# TASK INSTRUCTIONS
Output the material below in full, exactly as it is.

# PROVIDED RECORDS
____________________

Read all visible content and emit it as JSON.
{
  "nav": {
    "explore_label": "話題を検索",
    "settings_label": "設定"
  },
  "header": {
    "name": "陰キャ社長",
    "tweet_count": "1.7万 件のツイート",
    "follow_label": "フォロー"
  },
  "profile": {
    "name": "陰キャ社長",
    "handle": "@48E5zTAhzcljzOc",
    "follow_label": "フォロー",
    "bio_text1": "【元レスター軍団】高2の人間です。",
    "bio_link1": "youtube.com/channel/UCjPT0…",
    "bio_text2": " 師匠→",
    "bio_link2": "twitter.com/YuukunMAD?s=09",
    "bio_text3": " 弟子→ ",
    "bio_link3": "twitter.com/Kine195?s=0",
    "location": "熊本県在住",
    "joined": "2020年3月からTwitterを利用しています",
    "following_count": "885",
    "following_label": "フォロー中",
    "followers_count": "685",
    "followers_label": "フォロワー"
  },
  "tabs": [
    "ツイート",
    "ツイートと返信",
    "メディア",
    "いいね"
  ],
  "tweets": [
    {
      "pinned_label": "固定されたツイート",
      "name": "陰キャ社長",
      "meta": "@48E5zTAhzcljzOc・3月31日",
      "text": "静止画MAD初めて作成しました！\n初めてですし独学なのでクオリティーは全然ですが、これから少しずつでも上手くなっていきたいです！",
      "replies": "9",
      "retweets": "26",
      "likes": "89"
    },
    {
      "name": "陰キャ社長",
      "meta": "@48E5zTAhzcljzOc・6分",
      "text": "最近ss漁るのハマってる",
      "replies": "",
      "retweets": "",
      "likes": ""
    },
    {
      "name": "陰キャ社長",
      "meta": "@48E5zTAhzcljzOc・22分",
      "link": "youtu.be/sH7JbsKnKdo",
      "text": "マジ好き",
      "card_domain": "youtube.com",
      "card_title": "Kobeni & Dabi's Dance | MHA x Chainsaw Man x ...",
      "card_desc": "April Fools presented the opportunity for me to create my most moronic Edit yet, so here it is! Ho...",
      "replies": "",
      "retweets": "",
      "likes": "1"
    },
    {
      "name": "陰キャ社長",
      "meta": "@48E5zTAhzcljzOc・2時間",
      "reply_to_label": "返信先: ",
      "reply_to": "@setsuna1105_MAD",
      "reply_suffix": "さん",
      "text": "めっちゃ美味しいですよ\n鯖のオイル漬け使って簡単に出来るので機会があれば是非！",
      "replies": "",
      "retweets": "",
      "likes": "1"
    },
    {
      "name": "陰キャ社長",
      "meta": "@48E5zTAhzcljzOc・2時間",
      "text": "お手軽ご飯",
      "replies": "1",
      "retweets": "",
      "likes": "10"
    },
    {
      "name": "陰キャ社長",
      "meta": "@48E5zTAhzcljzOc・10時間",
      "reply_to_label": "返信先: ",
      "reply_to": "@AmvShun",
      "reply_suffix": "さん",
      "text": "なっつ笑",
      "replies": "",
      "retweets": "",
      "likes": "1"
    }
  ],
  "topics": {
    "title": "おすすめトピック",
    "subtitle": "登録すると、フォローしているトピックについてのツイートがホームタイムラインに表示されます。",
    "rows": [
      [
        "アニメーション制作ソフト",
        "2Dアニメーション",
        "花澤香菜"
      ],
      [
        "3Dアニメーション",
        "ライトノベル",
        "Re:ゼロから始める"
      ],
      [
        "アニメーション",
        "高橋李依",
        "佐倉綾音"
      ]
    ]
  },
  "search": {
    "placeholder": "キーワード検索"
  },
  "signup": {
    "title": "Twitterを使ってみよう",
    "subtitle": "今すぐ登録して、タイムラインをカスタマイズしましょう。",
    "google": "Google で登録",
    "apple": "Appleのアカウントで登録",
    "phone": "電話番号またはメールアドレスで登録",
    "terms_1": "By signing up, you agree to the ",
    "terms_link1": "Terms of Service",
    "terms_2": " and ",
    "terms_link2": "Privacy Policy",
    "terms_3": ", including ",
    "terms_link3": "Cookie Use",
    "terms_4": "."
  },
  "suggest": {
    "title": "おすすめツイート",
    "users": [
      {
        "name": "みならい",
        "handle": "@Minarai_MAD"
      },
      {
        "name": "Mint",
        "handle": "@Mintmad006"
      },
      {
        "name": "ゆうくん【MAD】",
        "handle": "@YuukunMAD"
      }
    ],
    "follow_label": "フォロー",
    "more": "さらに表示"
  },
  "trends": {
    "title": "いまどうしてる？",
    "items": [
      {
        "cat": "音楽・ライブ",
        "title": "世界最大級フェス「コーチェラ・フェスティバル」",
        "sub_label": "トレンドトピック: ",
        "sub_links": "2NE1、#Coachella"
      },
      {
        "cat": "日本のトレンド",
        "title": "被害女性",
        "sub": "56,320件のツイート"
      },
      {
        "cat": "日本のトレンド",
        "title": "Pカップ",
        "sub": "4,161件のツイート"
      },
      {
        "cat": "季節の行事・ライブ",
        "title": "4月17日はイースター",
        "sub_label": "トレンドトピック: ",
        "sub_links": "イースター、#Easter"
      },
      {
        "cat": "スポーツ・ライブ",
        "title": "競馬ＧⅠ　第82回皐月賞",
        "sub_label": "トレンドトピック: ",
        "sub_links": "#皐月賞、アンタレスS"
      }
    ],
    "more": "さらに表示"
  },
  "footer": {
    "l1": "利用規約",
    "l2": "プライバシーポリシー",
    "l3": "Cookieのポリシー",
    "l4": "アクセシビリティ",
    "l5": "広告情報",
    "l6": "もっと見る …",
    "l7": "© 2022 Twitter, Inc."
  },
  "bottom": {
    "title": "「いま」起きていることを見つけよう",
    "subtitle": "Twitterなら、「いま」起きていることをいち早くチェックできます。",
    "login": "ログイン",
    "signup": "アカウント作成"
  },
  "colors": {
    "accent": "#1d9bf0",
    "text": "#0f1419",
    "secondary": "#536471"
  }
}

____________________

# WRITTEN RESPONSE
Read all visible content and emit it as JSON.
{
  "nav": {
    "explore_label": "話題を検索",
    "settings_label": "設定"
  },
  "header": {
    "name": "陰キャ社長",
    "tweet_count": "1.7万 件のツイート",
    "follow_label": "フォロー"
  },
  "profile": {
    "name": "陰キャ社長",
    "handle": "@48E5zTAhzcljzOc",
    "follow_label": "フォロー",
    "bio_text1": "【元レスター軍団】高2の人間です。",
    "bio_link1": "youtube.com/channel/UCjPT0…",
    "bio_text2": " 師匠→",
    "bio_link2": "twitter.com/YuukunMAD?s=09",
    "bio_text3": " 弟子→ ",
    "bio_link3": "twitter.com/Kine195?s=0",
    "location": "熊本県在住",
    "joined": "2020年3月からTwitterを利用しています",
    "following_count": "885",
    "following_label": "フォロー中",
    "followers_count": "685",
    "followers_label": "フォロワー"
  },
  "tabs": [
    "ツイート",
    "ツイートと返信",
    "メディア",
    "いいね"
  ],
  "tweets": [
    {
      "pinned_label": "固定されたツイート",
      "name": "陰キャ社長",
      "meta": "@48E5zTAhzcljzOc・3月31日",
      "text": "静止画MAD初めて作成しました！\n初めてですし独学なのでクオリティーは全然ですが、これから少しずつでも上手くなっていきたいです！",
      "replies": "9",
      "retweets": "26",
      "likes": "89"
    },
    {
      "name": "陰キャ社長",
      "meta": "@48E5zTAhzcljzOc・6分",
      "text": "最近ss漁るのハマってる",
      "replies": "",
      "retweets": "",
      "likes": ""
    },
    {
      "name": "陰キャ社長",
      "meta": "@48E5zTAhzcljzOc・22分",
      "link": "youtu.be/sH7JbsKnKdo",
      "text": "マジ好き",
      "card_domain": "youtube.com",
      "card_title": "Kobeni & Dabi's Dance | MHA x Chainsaw Man x ...",
      "card_desc": "April Fools presented the opportunity for me to create my most moronic Edit yet, so here it is! Ho...",
      "replies": "",
      "retweets": "",
      "likes": "1"
    },
    {
      "name": "陰キャ社長",
      "meta": "@48E5zTAhzcljzOc・2時間",
      "reply_to_label": "返信先: ",
      "reply_to": "@setsuna1105_MAD",
      "reply_suffix": "さん",
      "text": "めっちゃ美味しいですよ\n鯖のオイル漬け使って簡単に出来るので機会があれば是非！",
      "replies": "",
      "retweets": "",
      "likes": "1"
    },
    {
      "name": "陰キャ社長",
      "meta": "@48E5zTAhzcljzOc・2時間",
      "text": "お手軽ご飯",
      "replies": "1",
      "retweets": "",
      "likes": "10"
    },
    {
      "name": "陰キャ社長",
      "meta": "@48E5zTAhzcljzOc・10時間",
      "reply_to_label": "返信先: ",
      "reply_to": "@AmvShun",
      "reply_suffix": "さん",
      "text": "なっつ笑",
      "replies": "",
      "retweets": "",
      "likes": "1"
    }
  ],
  "topics": {
    "title": "おすすめトピック",
    "subtitle": "登録すると、フォローしているトピックについてのツイートがホームタイムラインに表示されます。",
    "rows": [
      [
        "アニメーション制作ソフト",
        "2Dアニメーション",
        "花澤香菜"
      ],
      [
        "3Dアニメーション",
        "ライトノベル",
        "Re:ゼロから始める"
      ],
      [
        "アニメーション",
        "高橋李依",
        "佐倉綾音"
      ]
    ]
  },
  "search": {
    "placeholder": "キーワード検索"
  },
  "signup": {
    "title": "Twitterを使ってみよう",
    "subtitle": "今すぐ登録して、タイムラインをカスタマイズしましょう。",
    "google": "Google で登録",
    "apple": "Appleのアカウントで登録",
    "phone": "電話番号またはメールアドレスで登録",
    "terms_1": "By signing up, you agree to the ",
    "terms_link1": "Terms of Service",
    "terms_2": " and ",
    "terms_link2": "Privacy Policy",
    "terms_3": ", including ",
    "terms_link3": "Cookie Use",
    "terms_4": "."
  },
  "suggest": {
    "title": "おすすめツイート",
    "users": [
      {
        "name": "みならい",
        "handle": "@Minarai_MAD"
      },
      {
        "name": "Mint",
        "handle": "@Mintmad006"
      },
      {
        "name": "ゆうくん【MAD】",
        "handle": "@YuukunMAD"
      }
    ],
    "follow_label": "フォロー",
    "more": "さらに表示"
  },
  "trends": {
    "title": "いまどうしてる？",
    "items": [
      {
        "cat": "音楽・ライブ",
        "title": "世界最大級フェス「コーチェラ・フェスティバル」",
        "sub_label": "トレンドトピック: ",
        "sub_links": "2NE1、#Coachella"
      },
      {
        "cat": "日本のトレンド",
        "title": "被害女性",
        "sub": "56,320件のツイート"
      },
      {
        "cat": "日本のトレンド",
        "title": "Pカップ",
        "sub": "4,161件のツイート"
      },
      {
        "cat": "季節の行事・ライブ",
        "title": "4月17日はイースター",
        "sub_label": "トレンドトピック: ",
        "sub_links": "イースター、#Easter"
      },
      {
        "cat": "スポーツ・ライブ",
        "title": "競馬ＧⅠ　第82回皐月賞",
        "sub_label": "トレンドトピック: ",
        "sub_links": "#皐月賞、アンタレスS"
      }
    ],
    "more": "さらに表示"
  },
  "footer": {
    "l1": "利用規約",
    "l2": "プライバシーポリシー",
    "l3": "Cookieのポリシー",
    "l4": "アクセシビリティ",
    "l5": "広告情報",
    "l6": "もっと見る …",
    "l7": "© 2022 Twitter, Inc."
  },
  "bottom": {
    "title": "「いま」起きていることを見つけよう",
    "subtitle": "Twitterなら、「いま」起きていることをいち早くチェックできます。",
    "login": "ログイン",
    "signup": "アカウント作成"
  },
  "colors": {
    "accent": "#1d9bf0",
    "text": "#0f1419",
    "secondary": "#536471"
  }
}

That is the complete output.